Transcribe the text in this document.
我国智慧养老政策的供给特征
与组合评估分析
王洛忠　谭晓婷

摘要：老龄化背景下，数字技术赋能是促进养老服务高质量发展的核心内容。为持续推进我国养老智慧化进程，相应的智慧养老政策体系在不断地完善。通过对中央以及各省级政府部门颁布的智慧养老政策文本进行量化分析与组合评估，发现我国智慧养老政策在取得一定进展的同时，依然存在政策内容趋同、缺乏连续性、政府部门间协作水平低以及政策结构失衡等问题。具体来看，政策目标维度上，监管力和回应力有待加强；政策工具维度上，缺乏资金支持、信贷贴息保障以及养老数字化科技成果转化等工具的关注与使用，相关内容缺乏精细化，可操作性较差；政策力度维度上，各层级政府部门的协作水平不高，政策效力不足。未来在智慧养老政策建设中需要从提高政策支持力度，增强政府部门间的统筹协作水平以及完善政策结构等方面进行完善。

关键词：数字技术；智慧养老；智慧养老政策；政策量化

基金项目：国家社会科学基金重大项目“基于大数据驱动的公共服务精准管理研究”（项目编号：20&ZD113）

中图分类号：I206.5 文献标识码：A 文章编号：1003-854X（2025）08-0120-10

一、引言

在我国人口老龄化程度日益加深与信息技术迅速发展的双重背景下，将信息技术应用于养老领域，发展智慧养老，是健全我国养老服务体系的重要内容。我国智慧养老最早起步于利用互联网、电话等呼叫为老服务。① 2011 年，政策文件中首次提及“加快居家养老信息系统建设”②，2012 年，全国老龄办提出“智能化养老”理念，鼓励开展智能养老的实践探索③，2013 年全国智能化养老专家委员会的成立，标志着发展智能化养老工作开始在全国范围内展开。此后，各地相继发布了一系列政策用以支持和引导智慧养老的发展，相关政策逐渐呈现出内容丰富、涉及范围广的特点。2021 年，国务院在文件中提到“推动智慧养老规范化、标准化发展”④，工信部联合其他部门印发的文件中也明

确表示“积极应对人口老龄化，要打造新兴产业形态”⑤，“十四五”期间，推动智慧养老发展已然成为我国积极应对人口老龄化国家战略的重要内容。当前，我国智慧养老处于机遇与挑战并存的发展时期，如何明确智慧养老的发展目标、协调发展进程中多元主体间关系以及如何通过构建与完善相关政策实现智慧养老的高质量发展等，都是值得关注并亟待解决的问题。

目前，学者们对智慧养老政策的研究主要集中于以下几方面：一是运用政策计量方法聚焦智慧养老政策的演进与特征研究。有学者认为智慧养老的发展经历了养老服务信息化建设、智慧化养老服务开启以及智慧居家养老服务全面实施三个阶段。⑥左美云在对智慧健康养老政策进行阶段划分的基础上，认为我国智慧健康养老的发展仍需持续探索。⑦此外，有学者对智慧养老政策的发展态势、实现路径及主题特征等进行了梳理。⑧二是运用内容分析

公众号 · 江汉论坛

--------

Write out the entries above word for word.

:: Correct answer ::
Transcribe the text in this document.
我国智慧养老政策的供给特征
与组合评估分析
王洛忠　谭晓婷

摘要：老龄化背景下，数字技术赋能是促进养老服务高质量发展的核心内容。为持续推进我国养老智慧化进程，相应的智慧养老政策体系在不断地完善。通过对中央以及各省级政府部门颁布的智慧养老政策文本进行量化分析与组合评估，发现我国智慧养老政策在取得一定进展的同时，依然存在政策内容趋同、缺乏连续性、政府部门间协作水平低以及政策结构失衡等问题。具体来看，政策目标维度上，监管力和回应力有待加强；政策工具维度上，缺乏资金支持、信贷贴息保障以及养老数字化科技成果转化等工具的关注与使用，相关内容缺乏精细化，可操作性较差；政策力度维度上，各层级政府部门的协作水平不高，政策效力不足。未来在智慧养老政策建设中需要从提高政策支持力度，增强政府部门间的统筹协作水平以及完善政策结构等方面进行完善。

关键词：数字技术；智慧养老；智慧养老政策；政策量化

基金项目：国家社会科学基金重大项目“基于大数据驱动的公共服务精准管理研究”（项目编号：20&ZD113）

中图分类号：I206.5 文献标识码：A 文章编号：1003-854X（2025）08-0120-10

一、引言

在我国人口老龄化程度日益加深与信息技术迅速发展的双重背景下，将信息技术应用于养老领域，发展智慧养老，是健全我国养老服务体系的重要内容。我国智慧养老最早起步于利用互联网、电话等呼叫为老服务。① 2011 年，政策文件中首次提及“加快居家养老信息系统建设”②，2012 年，全国老龄办提出“智能化养老”理念，鼓励开展智能养老的实践探索③，2013 年全国智能化养老专家委员会的成立，标志着发展智能化养老工作开始在全国范围内展开。此后，各地相继发布了一系列政策用以支持和引导智慧养老的发展，相关政策逐渐呈现出内容丰富、涉及范围广的特点。2021 年，国务院在文件中提到“推动智慧养老规范化、标准化发展”④，工信部联合其他部门印发的文件中也明

确表示“积极应对人口老龄化，要打造新兴产业形态”⑤，“十四五”期间，推动智慧养老发展已然成为我国积极应对人口老龄化国家战略的重要内容。当前，我国智慧养老处于机遇与挑战并存的发展时期，如何明确智慧养老的发展目标、协调发展进程中多元主体间关系以及如何通过构建与完善相关政策实现智慧养老的高质量发展等，都是值得关注并亟待解决的问题。

目前，学者们对智慧养老政策的研究主要集中于以下几方面：一是运用政策计量方法聚焦智慧养老政策的演进与特征研究。有学者认为智慧养老的发展经历了养老服务信息化建设、智慧化养老服务开启以及智慧居家养老服务全面实施三个阶段。⑥左美云在对智慧健康养老政策进行阶段划分的基础上，认为我国智慧健康养老的发展仍需持续探索。⑦此外，有学者对智慧养老政策的发展态势、实现路径及主题特征等进行了梳理。⑧二是运用内容分析

公众号 · 江汉论坛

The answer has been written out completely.